** Start of Input data **

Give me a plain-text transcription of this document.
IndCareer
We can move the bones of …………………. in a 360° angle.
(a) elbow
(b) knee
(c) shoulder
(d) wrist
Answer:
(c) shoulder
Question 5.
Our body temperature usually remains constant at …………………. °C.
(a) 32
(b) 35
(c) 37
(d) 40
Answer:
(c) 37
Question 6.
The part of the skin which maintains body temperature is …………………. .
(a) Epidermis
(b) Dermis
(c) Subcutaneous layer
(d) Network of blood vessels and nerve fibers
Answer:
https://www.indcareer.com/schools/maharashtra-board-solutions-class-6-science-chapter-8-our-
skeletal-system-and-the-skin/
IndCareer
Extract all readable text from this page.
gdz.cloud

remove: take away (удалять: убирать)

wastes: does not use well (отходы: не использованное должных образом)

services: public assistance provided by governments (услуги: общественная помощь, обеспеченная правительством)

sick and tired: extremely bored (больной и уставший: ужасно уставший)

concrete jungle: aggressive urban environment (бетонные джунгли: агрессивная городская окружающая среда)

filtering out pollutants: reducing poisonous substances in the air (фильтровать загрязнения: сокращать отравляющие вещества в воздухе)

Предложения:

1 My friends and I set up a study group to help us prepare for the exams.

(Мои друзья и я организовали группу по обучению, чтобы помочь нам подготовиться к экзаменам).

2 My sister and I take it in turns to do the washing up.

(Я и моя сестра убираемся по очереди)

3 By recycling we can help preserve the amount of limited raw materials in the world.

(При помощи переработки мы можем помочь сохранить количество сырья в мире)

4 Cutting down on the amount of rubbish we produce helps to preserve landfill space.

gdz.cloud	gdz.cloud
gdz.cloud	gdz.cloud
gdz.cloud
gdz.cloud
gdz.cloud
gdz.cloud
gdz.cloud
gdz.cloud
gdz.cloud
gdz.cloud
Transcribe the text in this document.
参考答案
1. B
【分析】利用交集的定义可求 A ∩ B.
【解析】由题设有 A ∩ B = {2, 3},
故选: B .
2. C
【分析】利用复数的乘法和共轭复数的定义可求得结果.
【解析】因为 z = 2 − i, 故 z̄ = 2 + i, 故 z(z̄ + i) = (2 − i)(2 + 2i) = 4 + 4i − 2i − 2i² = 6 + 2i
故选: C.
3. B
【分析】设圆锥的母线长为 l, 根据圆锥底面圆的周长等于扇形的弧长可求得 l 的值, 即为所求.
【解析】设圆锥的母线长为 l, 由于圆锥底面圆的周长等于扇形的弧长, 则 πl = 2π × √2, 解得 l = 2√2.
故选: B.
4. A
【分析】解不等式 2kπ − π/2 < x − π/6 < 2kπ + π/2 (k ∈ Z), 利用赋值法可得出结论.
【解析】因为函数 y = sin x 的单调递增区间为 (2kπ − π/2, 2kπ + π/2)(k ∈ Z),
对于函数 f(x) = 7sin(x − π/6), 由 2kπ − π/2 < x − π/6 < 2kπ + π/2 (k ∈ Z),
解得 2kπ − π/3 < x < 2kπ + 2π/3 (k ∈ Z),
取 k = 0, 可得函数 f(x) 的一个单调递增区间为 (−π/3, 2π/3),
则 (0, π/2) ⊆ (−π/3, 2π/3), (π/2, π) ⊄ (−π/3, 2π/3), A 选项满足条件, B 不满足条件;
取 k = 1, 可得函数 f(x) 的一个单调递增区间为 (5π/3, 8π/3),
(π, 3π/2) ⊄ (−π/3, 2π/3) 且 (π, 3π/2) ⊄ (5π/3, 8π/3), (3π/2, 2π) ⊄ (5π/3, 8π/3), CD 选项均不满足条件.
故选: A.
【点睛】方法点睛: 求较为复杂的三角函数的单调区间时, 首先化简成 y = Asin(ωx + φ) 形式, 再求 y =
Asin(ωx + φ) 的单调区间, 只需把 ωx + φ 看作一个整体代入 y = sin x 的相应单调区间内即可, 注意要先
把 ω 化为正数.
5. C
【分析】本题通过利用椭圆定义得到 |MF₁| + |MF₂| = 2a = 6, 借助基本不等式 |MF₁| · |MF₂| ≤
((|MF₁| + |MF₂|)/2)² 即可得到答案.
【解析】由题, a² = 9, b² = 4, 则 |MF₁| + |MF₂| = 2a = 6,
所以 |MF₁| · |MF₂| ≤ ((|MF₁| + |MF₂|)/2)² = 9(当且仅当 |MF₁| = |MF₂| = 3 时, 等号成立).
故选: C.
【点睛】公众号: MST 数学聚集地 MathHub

** End of Input data **

* Exercise: Return all of the data word for word.

* Response:
Give me a plain-text transcription of this document.
IndCareer
We can move the bones of …………………. in a 360° angle.
(a) elbow
(b) knee
(c) shoulder
(d) wrist
Answer:
(c) shoulder
Question 5.
Our body temperature usually remains constant at …………………. °C.
(a) 32
(b) 35
(c) 37
(d) 40
Answer:
(c) 37
Question 6.
The part of the skin which maintains body temperature is …………………. .
(a) Epidermis
(b) Dermis
(c) Subcutaneous layer
(d) Network of blood vessels and nerve fibers
Answer:
https://www.indcareer.com/schools/maharashtra-board-solutions-class-6-science-chapter-8-our-
skeletal-system-and-the-skin/
IndCareer
Extract all readable text from this page.
gdz.cloud

remove: take away (удалять: убирать)

wastes: does not use well (отходы: не использованное должных образом)

services: public assistance provided by governments (услуги: общественная помощь, обеспеченная правительством)

sick and tired: extremely bored (больной и уставший: ужасно уставший)

concrete jungle: aggressive urban environment (бетонные джунгли: агрессивная городская окружающая среда)

filtering out pollutants: reducing poisonous substances in the air (фильтровать загрязнения: сокращать отравляющие вещества в воздухе)

Предложения:

1 My friends and I set up a study group to help us prepare for the exams.

(Мои друзья и я организовали группу по обучению, чтобы помочь нам подготовиться к экзаменам).

2 My sister and I take it in turns to do the washing up.

(Я и моя сестра убираемся по очереди)

3 By recycling we can help preserve the amount of limited raw materials in the world.

(При помощи переработки мы можем помочь сохранить количество сырья в мире)

4 Cutting down on the amount of rubbish we produce helps to preserve landfill space.

gdz.cloud	gdz.cloud
gdz.cloud	gdz.cloud
gdz.cloud
gdz.cloud
gdz.cloud
gdz.cloud
gdz.cloud
gdz.cloud
gdz.cloud
gdz.cloud
Transcribe the text in this document.
参考答案
1. B
【分析】利用交集的定义可求 A ∩ B.
【解析】由题设有 A ∩ B = {2, 3},
故选: B .
2. C
【分析】利用复数的乘法和共轭复数的定义可求得结果.
【解析】因为 z = 2 − i, 故 z̄ = 2 + i, 故 z(z̄ + i) = (2 − i)(2 + 2i) = 4 + 4i − 2i − 2i² = 6 + 2i
故选: C.
3. B
【分析】设圆锥的母线长为 l, 根据圆锥底面圆的周长等于扇形的弧长可求得 l 的值, 即为所求.
【解析】设圆锥的母线长为 l, 由于圆锥底面圆的周长等于扇形的弧长, 则 πl = 2π × √2, 解得 l = 2√2.
故选: B.
4. A
【分析】解不等式 2kπ − π/2 < x − π/6 < 2kπ + π/2 (k ∈ Z), 利用赋值法可得出结论.
【解析】因为函数 y = sin x 的单调递增区间为 (2kπ − π/2, 2kπ + π/2)(k ∈ Z),
对于函数 f(x) = 7sin(x − π/6), 由 2kπ − π/2 < x − π/6 < 2kπ + π/2 (k ∈ Z),
解得 2kπ − π/3 < x < 2kπ + 2π/3 (k ∈ Z),
取 k = 0, 可得函数 f(x) 的一个单调递增区间为 (−π/3, 2π/3),
则 (0, π/2) ⊆ (−π/3, 2π/3), (π/2, π) ⊄ (−π/3, 2π/3), A 选项满足条件, B 不满足条件;
取 k = 1, 可得函数 f(x) 的一个单调递增区间为 (5π/3, 8π/3),
(π, 3π/2) ⊄ (−π/3, 2π/3) 且 (π, 3π/2) ⊄ (5π/3, 8π/3), (3π/2, 2π) ⊄ (5π/3, 8π/3), CD 选项均不满足条件.
故选: A.
【点睛】方法点睛: 求较为复杂的三角函数的单调区间时, 首先化简成 y = Asin(ωx + φ) 形式, 再求 y =
Asin(ωx + φ) 的单调区间, 只需把 ωx + φ 看作一个整体代入 y = sin x 的相应单调区间内即可, 注意要先
把 ω 化为正数.
5. C
【分析】本题通过利用椭圆定义得到 |MF₁| + |MF₂| = 2a = 6, 借助基本不等式 |MF₁| · |MF₂| ≤
((|MF₁| + |MF₂|)/2)² 即可得到答案.
【解析】由题, a² = 9, b² = 4, 则 |MF₁| + |MF₂| = 2a = 6,
所以 |MF₁| · |MF₂| ≤ ((|MF₁| + |MF₂|)/2)² = 9(当且仅当 |MF₁| = |MF₂| = 3 时, 等号成立).
故选: C.
【点睛】公众号: MST 数学聚集地 MathHub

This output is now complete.